(Data records)
++++

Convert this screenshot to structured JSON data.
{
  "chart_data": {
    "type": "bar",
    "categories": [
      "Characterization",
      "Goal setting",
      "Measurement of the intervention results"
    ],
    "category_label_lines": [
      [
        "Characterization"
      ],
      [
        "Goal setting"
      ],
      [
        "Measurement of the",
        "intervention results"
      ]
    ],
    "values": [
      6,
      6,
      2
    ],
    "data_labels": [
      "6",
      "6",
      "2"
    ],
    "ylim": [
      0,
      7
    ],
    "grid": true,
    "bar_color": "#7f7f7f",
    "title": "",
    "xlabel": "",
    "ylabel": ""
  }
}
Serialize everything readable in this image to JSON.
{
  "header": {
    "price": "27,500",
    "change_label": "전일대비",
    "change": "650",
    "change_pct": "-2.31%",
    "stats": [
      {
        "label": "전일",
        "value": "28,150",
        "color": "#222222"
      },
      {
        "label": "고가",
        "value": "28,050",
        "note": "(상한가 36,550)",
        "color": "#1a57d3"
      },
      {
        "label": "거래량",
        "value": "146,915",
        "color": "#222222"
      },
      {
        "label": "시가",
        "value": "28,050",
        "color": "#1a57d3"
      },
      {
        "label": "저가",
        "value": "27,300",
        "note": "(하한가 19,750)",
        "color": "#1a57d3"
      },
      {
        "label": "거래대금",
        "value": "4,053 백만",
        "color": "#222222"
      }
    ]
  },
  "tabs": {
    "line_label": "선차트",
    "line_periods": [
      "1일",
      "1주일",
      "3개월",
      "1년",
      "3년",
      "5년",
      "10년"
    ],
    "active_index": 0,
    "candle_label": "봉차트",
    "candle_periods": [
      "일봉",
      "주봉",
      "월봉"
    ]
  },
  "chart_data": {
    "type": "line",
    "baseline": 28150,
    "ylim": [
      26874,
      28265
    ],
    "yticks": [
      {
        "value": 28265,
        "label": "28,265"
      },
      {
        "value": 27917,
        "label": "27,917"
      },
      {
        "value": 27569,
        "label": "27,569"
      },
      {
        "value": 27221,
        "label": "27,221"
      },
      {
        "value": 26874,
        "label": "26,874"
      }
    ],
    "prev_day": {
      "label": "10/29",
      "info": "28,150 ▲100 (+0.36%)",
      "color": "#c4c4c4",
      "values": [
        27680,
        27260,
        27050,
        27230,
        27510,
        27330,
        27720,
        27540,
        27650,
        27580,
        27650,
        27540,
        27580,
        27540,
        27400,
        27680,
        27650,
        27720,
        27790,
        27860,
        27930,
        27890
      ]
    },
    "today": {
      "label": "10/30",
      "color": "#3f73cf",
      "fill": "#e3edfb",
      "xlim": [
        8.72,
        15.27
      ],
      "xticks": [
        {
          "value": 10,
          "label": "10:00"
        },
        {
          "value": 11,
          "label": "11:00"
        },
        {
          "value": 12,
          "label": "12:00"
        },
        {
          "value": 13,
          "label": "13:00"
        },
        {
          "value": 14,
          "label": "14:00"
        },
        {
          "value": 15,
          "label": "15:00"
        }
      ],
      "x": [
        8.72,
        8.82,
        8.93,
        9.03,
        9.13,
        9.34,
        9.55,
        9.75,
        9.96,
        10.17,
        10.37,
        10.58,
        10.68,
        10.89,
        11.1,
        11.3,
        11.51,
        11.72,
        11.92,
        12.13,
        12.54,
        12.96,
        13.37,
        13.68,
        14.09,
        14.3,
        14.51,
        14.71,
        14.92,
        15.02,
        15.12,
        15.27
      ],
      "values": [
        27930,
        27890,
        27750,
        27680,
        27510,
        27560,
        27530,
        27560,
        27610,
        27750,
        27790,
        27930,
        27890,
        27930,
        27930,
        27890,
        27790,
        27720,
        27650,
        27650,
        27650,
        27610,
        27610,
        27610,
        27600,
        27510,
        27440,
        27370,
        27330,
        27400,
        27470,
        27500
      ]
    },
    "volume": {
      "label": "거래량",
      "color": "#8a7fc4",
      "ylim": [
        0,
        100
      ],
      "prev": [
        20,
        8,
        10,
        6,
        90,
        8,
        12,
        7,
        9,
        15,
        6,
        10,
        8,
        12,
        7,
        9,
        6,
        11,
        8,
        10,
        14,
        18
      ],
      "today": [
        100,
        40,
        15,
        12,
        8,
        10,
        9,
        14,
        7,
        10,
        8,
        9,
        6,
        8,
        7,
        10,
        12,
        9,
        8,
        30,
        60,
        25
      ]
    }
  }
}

++++

**Prompt:** Every record should be repeated exactly; please leave none out.

**Result:**
Convert this screenshot to structured JSON data.
{
  "chart_data": {
    "type": "bar",
    "categories": [
      "Characterization",
      "Goal setting",
      "Measurement of the intervention results"
    ],
    "category_label_lines": [
      [
        "Characterization"
      ],
      [
        "Goal setting"
      ],
      [
        "Measurement of the",
        "intervention results"
      ]
    ],
    "values": [
      6,
      6,
      2
    ],
    "data_labels": [
      "6",
      "6",
      "2"
    ],
    "ylim": [
      0,
      7
    ],
    "grid": true,
    "bar_color": "#7f7f7f",
    "title": "",
    "xlabel": "",
    "ylabel": ""
  }
}
Serialize everything readable in this image to JSON.
{
  "header": {
    "price": "27,500",
    "change_label": "전일대비",
    "change": "650",
    "change_pct": "-2.31%",
    "stats": [
      {
        "label": "전일",
        "value": "28,150",
        "color": "#222222"
      },
      {
        "label": "고가",
        "value": "28,050",
        "note": "(상한가 36,550)",
        "color": "#1a57d3"
      },
      {
        "label": "거래량",
        "value": "146,915",
        "color": "#222222"
      },
      {
        "label": "시가",
        "value": "28,050",
        "color": "#1a57d3"
      },
      {
        "label": "저가",
        "value": "27,300",
        "note": "(하한가 19,750)",
        "color": "#1a57d3"
      },
      {
        "label": "거래대금",
        "value": "4,053 백만",
        "color": "#222222"
      }
    ]
  },
  "tabs": {
    "line_label": "선차트",
    "line_periods": [
      "1일",
      "1주일",
      "3개월",
      "1년",
      "3년",
      "5년",
      "10년"
    ],
    "active_index": 0,
    "candle_label": "봉차트",
    "candle_periods": [
      "일봉",
      "주봉",
      "월봉"
    ]
  },
  "chart_data": {
    "type": "line",
    "baseline": 28150,
    "ylim": [
      26874,
      28265
    ],
    "yticks": [
      {
        "value": 28265,
        "label": "28,265"
      },
      {
        "value": 27917,
        "label": "27,917"
      },
      {
        "value": 27569,
        "label": "27,569"
      },
      {
        "value": 27221,
        "label": "27,221"
      },
      {
        "value": 26874,
        "label": "26,874"
      }
    ],
    "prev_day": {
      "label": "10/29",
      "info": "28,150 ▲100 (+0.36%)",
      "color": "#c4c4c4",
      "values": [
        27680,
        27260,
        27050,
        27230,
        27510,
        27330,
        27720,
        27540,
        27650,
        27580,
        27650,
        27540,
        27580,
        27540,
        27400,
        27680,
        27650,
        27720,
        27790,
        27860,
        27930,
        27890
      ]
    },
    "today": {
      "label": "10/30",
      "color": "#3f73cf",
      "fill": "#e3edfb",
      "xlim": [
        8.72,
        15.27
      ],
      "xticks": [
        {
          "value": 10,
          "label": "10:00"
        },
        {
          "value": 11,
          "label": "11:00"
        },
        {
          "value": 12,
          "label": "12:00"
        },
        {
          "value": 13,
          "label": "13:00"
        },
        {
          "value": 14,
          "label": "14:00"
        },
        {
          "value": 15,
          "label": "15:00"
        }
      ],
      "x": [
        8.72,
        8.82,
        8.93,
        9.03,
        9.13,
        9.34,
        9.55,
        9.75,
        9.96,
        10.17,
        10.37,
        10.58,
        10.68,
        10.89,
        11.1,
        11.3,
        11.51,
        11.72,
        11.92,
        12.13,
        12.54,
        12.96,
        13.37,
        13.68,
        14.09,
        14.3,
        14.51,
        14.71,
        14.92,
        15.02,
        15.12,
        15.27
      ],
      "values": [
        27930,
        27890,
        27750,
        27680,
        27510,
        27560,
        27530,
        27560,
        27610,
        27750,
        27790,
        27930,
        27890,
        27930,
        27930,
        27890,
        27790,
        27720,
        27650,
        27650,
        27650,
        27610,
        27610,
        27610,
        27600,
        27510,
        27440,
        27370,
        27330,
        27400,
        27470,
        27500
      ]
    },
    "volume": {
      "label": "거래량",
      "color": "#8a7fc4",
      "ylim": [
        0,
        100
      ],
      "prev": [
        20,
        8,
        10,
        6,
        90,
        8,
        12,
        7,
        9,
        15,
        6,
        10,
        8,
        12,
        7,
        9,
        6,
        11,
        8,
        10,
        14,
        18
      ],
      "today": [
        100,
        40,
        15,
        12,
        8,
        10,
        9,
        14,
        7,
        10,
        8,
        9,
        6,
        8,
        7,
        10,
        12,
        9,
        8,
        30,
        60,
        25
      ]
    }
  }
}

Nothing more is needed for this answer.